▶ [About this exercise]: The required output is all lines below that contain the word "samma".

-*-*-

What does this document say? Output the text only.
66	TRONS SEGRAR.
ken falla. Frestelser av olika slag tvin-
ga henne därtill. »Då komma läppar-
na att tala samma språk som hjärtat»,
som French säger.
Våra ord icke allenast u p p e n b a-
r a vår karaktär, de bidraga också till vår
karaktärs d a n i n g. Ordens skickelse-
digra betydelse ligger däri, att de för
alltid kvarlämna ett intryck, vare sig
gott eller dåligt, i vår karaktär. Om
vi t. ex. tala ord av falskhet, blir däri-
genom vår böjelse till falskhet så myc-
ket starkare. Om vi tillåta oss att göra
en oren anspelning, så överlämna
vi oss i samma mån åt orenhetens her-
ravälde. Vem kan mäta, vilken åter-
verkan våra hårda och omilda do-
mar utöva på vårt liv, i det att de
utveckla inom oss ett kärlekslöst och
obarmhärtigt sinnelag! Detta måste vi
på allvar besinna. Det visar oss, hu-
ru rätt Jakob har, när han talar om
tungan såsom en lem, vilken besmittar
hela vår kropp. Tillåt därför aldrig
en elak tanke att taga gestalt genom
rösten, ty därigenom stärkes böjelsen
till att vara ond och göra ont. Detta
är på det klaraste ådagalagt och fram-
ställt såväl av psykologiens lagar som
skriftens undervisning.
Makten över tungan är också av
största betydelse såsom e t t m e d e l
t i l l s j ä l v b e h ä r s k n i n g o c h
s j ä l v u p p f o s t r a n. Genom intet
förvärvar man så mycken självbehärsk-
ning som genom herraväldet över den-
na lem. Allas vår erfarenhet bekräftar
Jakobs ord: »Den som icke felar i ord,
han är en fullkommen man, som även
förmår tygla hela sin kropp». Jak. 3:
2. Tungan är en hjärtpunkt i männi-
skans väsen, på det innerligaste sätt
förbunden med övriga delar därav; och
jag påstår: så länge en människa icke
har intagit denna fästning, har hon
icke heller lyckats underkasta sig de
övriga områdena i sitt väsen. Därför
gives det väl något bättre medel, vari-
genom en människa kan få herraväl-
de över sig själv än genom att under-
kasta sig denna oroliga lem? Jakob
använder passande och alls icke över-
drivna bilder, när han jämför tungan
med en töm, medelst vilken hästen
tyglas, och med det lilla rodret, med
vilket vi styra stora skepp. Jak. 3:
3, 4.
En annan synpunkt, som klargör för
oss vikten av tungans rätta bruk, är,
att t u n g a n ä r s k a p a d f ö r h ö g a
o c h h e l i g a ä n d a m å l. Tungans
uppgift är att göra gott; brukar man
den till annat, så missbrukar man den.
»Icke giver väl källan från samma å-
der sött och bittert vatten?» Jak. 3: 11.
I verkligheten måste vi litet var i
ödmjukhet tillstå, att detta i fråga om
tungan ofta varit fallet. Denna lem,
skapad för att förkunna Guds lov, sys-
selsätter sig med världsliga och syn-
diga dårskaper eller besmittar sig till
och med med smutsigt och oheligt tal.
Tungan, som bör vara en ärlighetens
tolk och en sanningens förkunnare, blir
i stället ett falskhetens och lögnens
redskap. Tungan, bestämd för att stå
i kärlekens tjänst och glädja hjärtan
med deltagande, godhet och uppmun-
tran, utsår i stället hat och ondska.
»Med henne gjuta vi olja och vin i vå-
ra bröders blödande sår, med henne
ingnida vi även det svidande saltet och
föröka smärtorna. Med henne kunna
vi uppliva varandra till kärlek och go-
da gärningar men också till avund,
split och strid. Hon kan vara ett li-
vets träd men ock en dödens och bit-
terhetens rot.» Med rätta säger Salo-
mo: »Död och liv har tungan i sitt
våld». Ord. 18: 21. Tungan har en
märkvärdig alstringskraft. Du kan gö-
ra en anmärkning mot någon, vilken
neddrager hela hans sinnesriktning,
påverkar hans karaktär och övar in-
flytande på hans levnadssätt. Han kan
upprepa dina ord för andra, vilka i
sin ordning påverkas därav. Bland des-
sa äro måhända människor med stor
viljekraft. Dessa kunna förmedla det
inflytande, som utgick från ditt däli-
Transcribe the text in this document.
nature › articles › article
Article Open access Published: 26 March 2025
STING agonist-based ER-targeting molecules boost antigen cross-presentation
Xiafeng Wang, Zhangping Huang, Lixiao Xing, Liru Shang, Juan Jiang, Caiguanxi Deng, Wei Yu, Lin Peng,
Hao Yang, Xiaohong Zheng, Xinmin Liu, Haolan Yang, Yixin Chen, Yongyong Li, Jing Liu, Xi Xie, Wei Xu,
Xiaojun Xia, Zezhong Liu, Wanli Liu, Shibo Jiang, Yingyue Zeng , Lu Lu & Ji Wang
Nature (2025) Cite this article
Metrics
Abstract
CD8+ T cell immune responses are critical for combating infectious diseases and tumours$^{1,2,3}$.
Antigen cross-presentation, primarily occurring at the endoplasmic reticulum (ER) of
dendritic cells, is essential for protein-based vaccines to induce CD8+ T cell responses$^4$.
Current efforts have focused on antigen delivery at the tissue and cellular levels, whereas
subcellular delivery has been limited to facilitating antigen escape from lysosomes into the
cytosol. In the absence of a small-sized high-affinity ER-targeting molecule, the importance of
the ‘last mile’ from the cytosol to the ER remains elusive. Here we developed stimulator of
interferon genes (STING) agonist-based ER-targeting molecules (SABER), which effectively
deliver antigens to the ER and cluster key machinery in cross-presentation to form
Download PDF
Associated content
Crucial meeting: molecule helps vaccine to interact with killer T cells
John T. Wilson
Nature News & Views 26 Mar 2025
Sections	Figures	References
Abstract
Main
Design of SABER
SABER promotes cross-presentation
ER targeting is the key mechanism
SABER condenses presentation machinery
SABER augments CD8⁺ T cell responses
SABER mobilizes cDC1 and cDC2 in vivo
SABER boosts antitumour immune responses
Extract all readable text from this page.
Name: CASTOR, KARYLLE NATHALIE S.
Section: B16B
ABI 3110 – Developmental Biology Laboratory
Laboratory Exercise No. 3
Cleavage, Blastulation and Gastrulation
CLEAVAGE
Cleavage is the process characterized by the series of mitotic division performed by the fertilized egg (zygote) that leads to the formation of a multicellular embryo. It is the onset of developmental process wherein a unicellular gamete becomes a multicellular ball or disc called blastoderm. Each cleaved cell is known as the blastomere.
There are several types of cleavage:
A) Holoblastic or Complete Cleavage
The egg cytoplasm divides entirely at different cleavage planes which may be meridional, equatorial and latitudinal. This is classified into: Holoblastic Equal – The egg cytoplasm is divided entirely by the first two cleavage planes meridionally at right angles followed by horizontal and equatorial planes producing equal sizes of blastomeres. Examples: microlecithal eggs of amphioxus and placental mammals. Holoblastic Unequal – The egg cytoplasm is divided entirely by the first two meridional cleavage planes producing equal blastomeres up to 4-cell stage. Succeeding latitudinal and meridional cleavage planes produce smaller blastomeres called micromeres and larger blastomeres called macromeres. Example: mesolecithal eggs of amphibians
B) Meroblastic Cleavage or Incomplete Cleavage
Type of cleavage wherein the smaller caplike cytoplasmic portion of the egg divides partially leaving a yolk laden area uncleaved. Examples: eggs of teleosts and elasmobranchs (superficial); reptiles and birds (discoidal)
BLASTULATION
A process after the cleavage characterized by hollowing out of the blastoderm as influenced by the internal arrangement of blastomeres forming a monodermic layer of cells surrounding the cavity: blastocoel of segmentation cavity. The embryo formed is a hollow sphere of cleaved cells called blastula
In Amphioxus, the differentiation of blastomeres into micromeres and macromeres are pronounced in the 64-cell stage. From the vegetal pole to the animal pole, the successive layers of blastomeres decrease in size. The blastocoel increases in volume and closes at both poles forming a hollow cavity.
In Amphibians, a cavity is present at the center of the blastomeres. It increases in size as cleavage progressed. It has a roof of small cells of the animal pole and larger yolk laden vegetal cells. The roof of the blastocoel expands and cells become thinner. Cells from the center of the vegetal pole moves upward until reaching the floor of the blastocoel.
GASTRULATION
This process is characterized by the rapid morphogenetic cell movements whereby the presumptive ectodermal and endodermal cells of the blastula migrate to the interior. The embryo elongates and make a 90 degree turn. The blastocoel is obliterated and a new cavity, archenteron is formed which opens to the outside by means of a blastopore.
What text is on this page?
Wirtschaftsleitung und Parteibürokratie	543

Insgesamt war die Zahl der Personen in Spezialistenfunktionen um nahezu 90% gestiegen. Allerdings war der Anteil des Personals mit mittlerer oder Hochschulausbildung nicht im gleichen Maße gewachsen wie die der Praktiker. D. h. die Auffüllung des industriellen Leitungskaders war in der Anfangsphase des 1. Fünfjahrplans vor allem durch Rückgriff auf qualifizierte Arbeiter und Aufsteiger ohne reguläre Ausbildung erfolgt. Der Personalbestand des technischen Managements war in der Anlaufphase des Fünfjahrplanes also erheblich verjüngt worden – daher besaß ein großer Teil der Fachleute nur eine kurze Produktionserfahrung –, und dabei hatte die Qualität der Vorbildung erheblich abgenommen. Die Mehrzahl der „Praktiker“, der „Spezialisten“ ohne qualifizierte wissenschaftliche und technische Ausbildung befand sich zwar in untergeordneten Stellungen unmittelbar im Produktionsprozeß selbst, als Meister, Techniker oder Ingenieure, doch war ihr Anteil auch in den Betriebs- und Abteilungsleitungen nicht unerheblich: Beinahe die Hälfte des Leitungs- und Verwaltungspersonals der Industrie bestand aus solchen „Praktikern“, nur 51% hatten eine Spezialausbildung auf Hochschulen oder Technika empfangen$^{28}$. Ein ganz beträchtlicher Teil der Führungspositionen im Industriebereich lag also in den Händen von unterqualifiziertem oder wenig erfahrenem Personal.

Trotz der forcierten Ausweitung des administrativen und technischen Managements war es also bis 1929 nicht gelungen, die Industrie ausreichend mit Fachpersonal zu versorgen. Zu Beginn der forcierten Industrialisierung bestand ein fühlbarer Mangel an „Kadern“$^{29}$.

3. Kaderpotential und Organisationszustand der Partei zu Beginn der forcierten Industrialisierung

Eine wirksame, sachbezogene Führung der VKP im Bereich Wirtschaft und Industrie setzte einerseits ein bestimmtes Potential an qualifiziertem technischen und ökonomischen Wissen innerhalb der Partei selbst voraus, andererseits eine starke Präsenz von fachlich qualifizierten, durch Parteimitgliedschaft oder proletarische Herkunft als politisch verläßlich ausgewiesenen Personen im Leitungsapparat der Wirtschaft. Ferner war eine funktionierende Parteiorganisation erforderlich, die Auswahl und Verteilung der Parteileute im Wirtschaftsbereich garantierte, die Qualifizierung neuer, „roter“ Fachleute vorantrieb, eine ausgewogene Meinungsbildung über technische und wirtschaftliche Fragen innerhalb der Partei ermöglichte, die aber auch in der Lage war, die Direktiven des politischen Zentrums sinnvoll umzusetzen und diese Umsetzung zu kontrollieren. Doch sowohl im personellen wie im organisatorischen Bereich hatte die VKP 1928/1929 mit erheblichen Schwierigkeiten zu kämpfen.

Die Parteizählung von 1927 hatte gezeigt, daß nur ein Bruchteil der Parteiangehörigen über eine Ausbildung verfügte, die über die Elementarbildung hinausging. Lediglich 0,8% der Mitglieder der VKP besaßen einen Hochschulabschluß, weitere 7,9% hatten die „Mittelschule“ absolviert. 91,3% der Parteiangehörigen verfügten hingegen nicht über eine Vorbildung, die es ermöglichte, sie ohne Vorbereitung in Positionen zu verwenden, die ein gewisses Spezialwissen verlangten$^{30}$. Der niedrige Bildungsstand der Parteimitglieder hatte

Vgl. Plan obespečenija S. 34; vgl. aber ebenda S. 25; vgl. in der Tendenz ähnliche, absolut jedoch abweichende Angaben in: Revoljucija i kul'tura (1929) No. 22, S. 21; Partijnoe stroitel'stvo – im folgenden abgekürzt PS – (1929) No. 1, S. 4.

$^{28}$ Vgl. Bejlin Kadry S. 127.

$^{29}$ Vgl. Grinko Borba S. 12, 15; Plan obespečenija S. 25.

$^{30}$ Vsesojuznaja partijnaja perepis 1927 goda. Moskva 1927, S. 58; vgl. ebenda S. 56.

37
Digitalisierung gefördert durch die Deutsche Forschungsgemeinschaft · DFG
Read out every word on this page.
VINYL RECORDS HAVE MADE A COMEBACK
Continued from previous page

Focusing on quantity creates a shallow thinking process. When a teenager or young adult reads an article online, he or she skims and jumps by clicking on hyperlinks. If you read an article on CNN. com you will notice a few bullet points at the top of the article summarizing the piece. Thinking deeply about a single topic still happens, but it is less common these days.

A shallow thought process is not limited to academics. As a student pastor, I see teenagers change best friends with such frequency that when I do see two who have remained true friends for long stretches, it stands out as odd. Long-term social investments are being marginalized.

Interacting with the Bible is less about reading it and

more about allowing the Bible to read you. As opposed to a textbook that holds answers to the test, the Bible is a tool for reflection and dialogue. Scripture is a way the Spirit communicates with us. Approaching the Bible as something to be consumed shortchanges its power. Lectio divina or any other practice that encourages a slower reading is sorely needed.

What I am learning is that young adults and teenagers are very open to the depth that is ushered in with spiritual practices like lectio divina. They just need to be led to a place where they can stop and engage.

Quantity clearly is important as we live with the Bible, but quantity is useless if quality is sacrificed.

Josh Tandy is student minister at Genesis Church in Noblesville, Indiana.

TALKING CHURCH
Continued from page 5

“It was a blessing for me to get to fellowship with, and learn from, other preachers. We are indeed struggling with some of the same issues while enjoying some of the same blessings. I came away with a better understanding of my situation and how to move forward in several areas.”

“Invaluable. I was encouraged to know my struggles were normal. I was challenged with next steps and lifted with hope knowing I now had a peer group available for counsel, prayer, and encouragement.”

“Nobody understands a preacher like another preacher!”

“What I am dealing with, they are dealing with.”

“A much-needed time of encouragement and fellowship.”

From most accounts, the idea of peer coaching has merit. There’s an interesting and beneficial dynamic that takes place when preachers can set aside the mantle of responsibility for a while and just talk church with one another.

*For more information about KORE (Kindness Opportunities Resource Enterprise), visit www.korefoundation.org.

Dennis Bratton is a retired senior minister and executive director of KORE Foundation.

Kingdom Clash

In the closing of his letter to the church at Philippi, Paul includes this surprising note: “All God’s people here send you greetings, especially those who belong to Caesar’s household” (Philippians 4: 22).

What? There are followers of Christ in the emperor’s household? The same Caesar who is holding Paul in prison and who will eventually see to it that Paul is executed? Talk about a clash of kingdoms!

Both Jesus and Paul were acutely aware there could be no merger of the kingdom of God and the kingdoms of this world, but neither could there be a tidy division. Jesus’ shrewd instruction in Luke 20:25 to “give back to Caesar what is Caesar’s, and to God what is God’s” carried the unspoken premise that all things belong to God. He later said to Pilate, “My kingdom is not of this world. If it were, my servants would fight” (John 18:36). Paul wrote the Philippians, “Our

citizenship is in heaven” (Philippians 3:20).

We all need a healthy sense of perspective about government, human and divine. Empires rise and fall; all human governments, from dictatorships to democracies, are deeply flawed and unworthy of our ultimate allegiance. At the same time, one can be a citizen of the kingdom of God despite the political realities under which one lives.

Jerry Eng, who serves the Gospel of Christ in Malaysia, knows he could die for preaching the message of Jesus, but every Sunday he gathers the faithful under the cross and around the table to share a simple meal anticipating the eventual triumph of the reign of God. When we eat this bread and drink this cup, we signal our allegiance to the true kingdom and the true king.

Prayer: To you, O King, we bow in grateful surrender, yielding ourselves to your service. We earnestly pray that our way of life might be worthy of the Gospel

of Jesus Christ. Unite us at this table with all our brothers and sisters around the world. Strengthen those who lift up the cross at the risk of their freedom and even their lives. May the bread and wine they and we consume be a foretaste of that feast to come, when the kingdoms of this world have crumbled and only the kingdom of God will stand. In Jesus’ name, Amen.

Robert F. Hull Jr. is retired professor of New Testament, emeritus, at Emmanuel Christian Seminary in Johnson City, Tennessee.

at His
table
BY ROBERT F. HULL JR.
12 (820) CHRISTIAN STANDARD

-*-*-

▶ [Solution for this task]:
na att tala samma språk som hjärtat»,
vi oss i samma mån åt orenhetens her-
»Icke giver väl källan från samma å-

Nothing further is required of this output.